DIRECTIONS FOR THIS TASK: Using the listing below, copy every line that mentions "grid".

[Records about charts and figures]
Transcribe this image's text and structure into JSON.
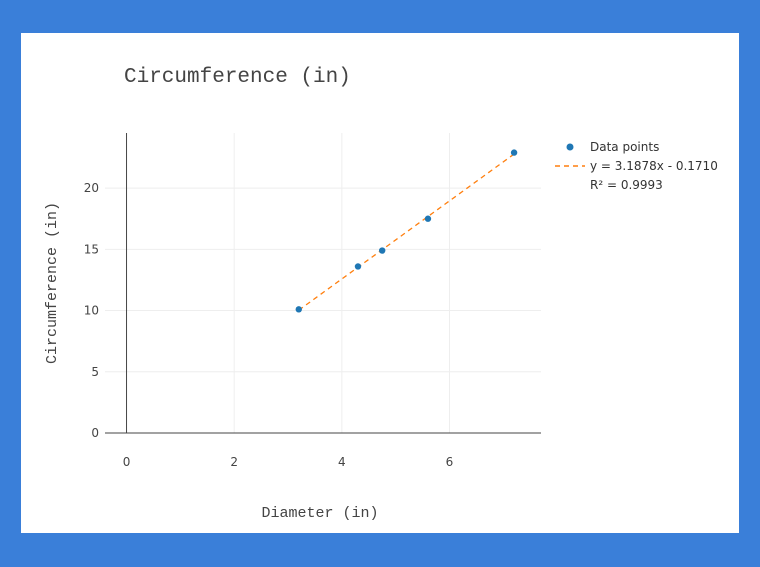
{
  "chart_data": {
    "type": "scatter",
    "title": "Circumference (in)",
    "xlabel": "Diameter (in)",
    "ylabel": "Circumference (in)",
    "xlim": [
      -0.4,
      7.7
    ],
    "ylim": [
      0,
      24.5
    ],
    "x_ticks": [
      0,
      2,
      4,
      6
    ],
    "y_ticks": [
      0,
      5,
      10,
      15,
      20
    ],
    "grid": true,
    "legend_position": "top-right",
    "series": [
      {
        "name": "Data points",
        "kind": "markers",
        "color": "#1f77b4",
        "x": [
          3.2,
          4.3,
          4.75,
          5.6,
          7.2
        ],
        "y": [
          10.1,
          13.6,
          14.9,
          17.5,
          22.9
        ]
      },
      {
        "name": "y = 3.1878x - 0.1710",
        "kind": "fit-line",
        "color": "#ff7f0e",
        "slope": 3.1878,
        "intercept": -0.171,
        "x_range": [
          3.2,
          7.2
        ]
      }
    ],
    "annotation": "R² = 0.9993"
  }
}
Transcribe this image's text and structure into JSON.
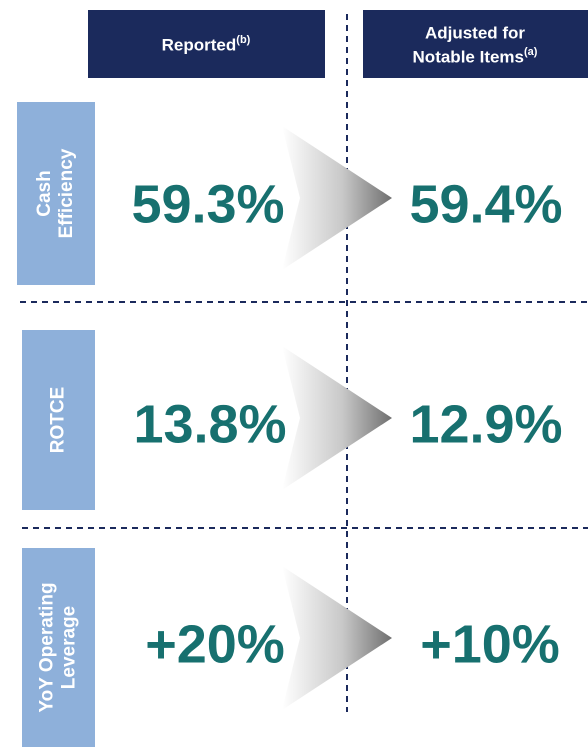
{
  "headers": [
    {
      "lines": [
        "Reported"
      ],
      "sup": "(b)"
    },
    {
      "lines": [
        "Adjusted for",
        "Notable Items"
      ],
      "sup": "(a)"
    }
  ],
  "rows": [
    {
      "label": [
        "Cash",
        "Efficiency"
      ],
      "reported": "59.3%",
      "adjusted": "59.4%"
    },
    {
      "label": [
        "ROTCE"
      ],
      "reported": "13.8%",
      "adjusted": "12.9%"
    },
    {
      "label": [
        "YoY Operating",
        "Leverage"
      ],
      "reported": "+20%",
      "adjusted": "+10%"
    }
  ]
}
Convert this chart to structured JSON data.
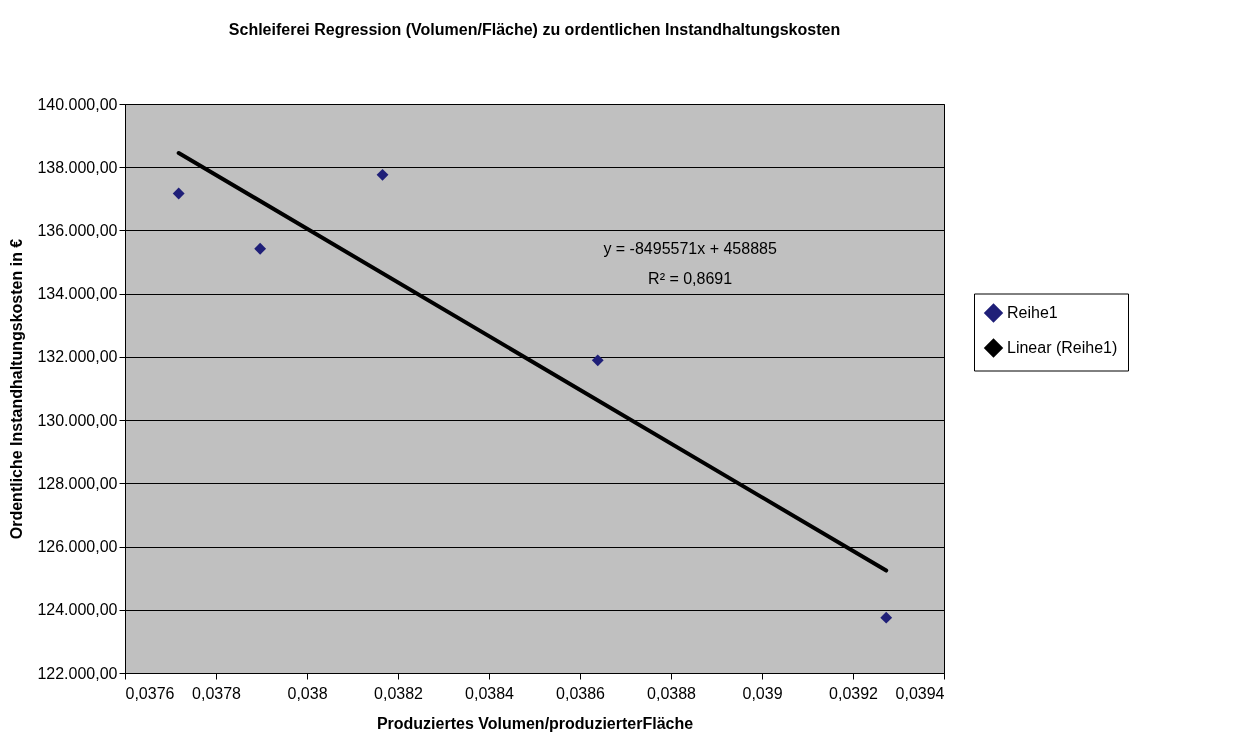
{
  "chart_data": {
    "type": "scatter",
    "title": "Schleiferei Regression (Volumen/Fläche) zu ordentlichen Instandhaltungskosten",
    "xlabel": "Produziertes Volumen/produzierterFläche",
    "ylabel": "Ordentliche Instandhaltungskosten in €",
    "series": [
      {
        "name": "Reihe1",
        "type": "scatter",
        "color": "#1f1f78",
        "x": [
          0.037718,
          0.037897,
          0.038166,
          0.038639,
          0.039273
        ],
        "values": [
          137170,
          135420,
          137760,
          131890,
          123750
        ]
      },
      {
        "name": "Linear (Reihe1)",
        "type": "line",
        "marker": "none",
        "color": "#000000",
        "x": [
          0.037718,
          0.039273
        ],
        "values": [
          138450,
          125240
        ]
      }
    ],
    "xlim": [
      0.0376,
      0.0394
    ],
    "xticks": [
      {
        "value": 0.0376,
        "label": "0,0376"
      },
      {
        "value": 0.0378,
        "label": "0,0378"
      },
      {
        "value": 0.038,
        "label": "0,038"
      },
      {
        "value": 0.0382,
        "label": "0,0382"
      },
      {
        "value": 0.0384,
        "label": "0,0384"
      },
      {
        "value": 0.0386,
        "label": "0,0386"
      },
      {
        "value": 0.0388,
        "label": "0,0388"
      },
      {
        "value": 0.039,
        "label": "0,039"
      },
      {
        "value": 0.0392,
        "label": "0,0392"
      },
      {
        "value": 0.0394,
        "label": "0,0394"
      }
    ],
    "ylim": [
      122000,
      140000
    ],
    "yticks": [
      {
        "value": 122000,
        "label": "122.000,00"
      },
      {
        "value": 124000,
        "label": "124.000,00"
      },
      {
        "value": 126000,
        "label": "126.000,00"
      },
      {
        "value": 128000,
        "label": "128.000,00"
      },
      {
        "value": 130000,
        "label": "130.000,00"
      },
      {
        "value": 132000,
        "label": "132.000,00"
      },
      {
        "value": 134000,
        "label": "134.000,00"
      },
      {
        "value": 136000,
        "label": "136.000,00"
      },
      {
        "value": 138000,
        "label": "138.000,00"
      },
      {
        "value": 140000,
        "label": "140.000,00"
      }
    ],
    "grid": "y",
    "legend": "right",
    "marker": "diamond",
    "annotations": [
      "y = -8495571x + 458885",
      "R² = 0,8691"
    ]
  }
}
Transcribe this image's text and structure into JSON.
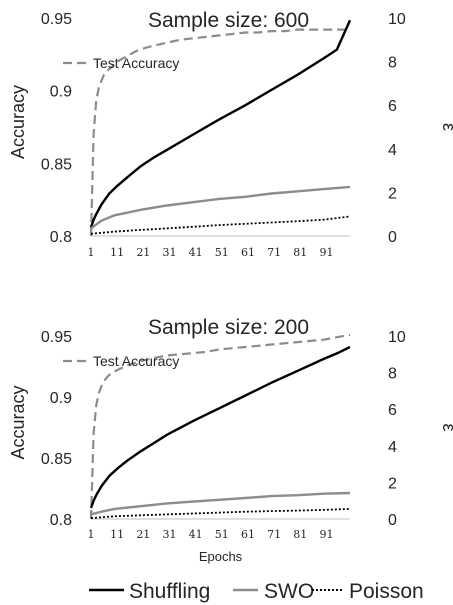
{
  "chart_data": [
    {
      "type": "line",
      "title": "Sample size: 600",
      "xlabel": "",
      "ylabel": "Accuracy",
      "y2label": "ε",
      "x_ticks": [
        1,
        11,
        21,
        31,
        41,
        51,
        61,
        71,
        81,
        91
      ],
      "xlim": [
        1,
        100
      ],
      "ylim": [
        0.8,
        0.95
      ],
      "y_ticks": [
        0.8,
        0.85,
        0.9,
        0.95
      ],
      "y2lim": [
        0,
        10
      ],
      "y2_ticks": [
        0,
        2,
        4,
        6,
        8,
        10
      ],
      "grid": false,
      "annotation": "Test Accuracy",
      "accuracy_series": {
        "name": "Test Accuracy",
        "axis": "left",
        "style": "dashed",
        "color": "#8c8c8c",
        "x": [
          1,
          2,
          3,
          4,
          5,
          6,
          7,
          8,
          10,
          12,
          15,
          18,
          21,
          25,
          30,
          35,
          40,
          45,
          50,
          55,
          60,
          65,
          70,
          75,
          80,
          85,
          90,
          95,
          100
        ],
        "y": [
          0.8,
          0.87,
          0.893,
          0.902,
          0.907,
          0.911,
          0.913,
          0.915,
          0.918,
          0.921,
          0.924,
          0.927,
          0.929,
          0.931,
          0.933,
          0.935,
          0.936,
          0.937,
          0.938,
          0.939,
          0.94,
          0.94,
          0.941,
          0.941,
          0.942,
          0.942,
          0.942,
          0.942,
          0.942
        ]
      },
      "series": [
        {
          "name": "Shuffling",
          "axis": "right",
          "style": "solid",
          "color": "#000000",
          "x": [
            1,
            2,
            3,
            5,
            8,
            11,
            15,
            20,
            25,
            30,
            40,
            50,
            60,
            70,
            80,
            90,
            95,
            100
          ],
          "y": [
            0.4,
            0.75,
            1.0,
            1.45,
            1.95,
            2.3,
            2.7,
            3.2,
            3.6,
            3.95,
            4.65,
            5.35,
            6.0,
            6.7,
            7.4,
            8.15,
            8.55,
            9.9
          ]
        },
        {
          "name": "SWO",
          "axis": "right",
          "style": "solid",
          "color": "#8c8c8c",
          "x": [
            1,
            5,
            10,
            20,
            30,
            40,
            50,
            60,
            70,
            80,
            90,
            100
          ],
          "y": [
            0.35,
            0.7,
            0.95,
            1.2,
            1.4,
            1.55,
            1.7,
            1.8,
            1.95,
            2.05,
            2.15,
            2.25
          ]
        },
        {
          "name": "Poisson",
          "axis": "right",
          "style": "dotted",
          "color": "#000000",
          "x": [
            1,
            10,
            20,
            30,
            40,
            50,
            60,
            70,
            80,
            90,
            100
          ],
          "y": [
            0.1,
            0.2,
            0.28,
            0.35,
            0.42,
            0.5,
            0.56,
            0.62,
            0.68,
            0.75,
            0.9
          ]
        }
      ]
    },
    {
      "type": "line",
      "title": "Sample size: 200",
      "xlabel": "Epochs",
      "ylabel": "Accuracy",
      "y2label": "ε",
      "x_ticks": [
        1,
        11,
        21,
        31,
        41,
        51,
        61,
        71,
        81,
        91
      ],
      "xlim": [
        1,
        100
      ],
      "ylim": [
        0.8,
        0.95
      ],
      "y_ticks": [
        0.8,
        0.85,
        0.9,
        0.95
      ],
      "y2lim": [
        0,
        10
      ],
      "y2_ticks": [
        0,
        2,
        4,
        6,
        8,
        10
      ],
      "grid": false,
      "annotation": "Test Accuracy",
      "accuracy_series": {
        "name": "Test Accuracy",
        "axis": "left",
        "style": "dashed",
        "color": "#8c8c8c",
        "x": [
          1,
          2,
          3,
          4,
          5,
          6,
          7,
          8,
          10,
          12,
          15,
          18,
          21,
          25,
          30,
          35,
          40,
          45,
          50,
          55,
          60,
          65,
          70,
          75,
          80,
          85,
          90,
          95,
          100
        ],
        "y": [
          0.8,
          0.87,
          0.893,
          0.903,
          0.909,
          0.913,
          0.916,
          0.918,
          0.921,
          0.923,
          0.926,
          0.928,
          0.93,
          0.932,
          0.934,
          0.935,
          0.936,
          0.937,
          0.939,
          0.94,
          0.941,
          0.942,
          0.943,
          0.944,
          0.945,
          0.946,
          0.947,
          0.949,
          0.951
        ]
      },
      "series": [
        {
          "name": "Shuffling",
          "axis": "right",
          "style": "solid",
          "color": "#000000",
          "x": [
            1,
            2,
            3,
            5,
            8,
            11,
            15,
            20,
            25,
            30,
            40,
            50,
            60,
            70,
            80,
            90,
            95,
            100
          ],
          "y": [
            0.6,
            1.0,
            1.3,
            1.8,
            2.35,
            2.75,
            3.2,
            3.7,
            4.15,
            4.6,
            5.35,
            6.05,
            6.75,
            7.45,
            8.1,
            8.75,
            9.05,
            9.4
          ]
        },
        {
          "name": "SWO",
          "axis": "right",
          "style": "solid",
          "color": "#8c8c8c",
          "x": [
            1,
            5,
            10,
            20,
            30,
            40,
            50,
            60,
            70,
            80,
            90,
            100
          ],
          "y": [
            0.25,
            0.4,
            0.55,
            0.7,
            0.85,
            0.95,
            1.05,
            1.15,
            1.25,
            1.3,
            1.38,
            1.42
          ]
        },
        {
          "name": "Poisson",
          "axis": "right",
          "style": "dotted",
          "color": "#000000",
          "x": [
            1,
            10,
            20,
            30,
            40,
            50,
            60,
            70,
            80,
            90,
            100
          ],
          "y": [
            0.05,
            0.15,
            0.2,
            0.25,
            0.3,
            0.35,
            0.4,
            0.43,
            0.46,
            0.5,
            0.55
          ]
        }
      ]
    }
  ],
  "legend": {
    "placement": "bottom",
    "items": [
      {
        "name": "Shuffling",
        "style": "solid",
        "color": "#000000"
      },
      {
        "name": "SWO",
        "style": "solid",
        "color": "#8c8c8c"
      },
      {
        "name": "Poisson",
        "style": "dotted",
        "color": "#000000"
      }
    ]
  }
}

RESULT OF THE EXERCISE:
    "grid": true,
    "grid": "y",
      "grid": false,
      "grid": false,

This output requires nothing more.